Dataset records

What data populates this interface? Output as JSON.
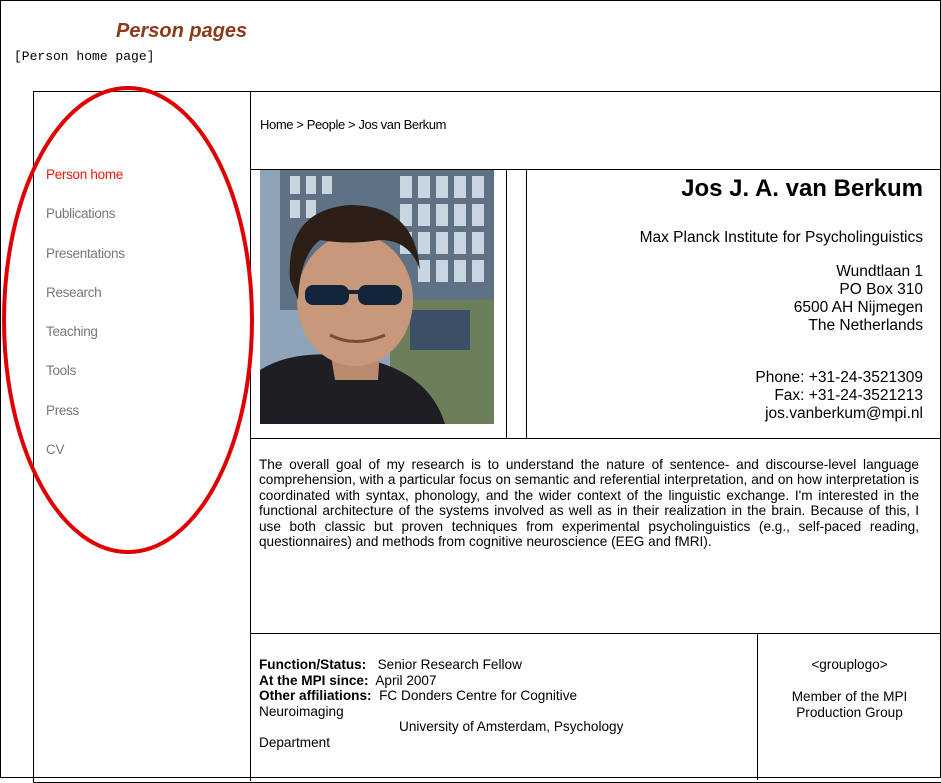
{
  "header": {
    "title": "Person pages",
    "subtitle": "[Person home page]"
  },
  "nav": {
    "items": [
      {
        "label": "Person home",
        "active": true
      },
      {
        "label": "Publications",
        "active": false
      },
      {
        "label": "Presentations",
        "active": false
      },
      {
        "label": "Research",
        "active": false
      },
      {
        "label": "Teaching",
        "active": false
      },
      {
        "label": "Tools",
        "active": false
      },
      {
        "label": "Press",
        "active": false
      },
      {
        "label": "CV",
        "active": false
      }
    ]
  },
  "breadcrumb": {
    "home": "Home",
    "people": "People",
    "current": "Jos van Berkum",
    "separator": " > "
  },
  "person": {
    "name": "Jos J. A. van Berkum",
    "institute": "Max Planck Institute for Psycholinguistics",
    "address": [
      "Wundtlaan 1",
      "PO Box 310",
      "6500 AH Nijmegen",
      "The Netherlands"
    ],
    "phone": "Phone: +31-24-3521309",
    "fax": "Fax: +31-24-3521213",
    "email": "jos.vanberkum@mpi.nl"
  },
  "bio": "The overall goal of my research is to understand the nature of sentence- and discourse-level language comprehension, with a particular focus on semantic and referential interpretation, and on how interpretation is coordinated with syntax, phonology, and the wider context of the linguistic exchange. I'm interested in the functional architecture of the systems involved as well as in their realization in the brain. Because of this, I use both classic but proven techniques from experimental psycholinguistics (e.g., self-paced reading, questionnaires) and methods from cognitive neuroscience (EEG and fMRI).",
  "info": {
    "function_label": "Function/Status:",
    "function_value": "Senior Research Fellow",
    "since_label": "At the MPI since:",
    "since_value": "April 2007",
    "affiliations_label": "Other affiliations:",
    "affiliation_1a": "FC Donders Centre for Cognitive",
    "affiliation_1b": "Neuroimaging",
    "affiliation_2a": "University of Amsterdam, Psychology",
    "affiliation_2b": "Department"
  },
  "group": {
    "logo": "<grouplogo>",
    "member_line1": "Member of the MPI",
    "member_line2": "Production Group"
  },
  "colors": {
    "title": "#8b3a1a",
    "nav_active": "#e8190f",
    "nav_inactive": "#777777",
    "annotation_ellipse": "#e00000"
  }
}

> **Task**
Print each entry shown above with exact wording and no pictures.

> **Completed task**
What data populates this interface? Output as JSON.
{
  "header": {
    "title": "Person pages",
    "subtitle": "[Person home page]"
  },
  "nav": {
    "items": [
      {
        "label": "Person home",
        "active": true
      },
      {
        "label": "Publications",
        "active": false
      },
      {
        "label": "Presentations",
        "active": false
      },
      {
        "label": "Research",
        "active": false
      },
      {
        "label": "Teaching",
        "active": false
      },
      {
        "label": "Tools",
        "active": false
      },
      {
        "label": "Press",
        "active": false
      },
      {
        "label": "CV",
        "active": false
      }
    ]
  },
  "breadcrumb": {
    "home": "Home",
    "people": "People",
    "current": "Jos van Berkum",
    "separator": " > "
  },
  "person": {
    "name": "Jos J. A. van Berkum",
    "institute": "Max Planck Institute for Psycholinguistics",
    "address": [
      "Wundtlaan 1",
      "PO Box 310",
      "6500 AH Nijmegen",
      "The Netherlands"
    ],
    "phone": "Phone: +31-24-3521309",
    "fax": "Fax: +31-24-3521213",
    "email": "jos.vanberkum@mpi.nl"
  },
  "bio": "The overall goal of my research is to understand the nature of sentence- and discourse-level language comprehension, with a particular focus on semantic and referential interpretation, and on how interpretation is coordinated with syntax, phonology, and the wider context of the linguistic exchange. I'm interested in the functional architecture of the systems involved as well as in their realization in the brain. Because of this, I use both classic but proven techniques from experimental psycholinguistics (e.g., self-paced reading, questionnaires) and methods from cognitive neuroscience (EEG and fMRI).",
  "info": {
    "function_label": "Function/Status:",
    "function_value": "Senior Research Fellow",
    "since_label": "At the MPI since:",
    "since_value": "April 2007",
    "affiliations_label": "Other affiliations:",
    "affiliation_1a": "FC Donders Centre for Cognitive",
    "affiliation_1b": "Neuroimaging",
    "affiliation_2a": "University of Amsterdam, Psychology",
    "affiliation_2b": "Department"
  },
  "group": {
    "logo": "<grouplogo>",
    "member_line1": "Member of the MPI",
    "member_line2": "Production Group"
  },
  "colors": {
    "title": "#8b3a1a",
    "nav_active": "#e8190f",
    "nav_inactive": "#777777",
    "annotation_ellipse": "#e00000"
  }
}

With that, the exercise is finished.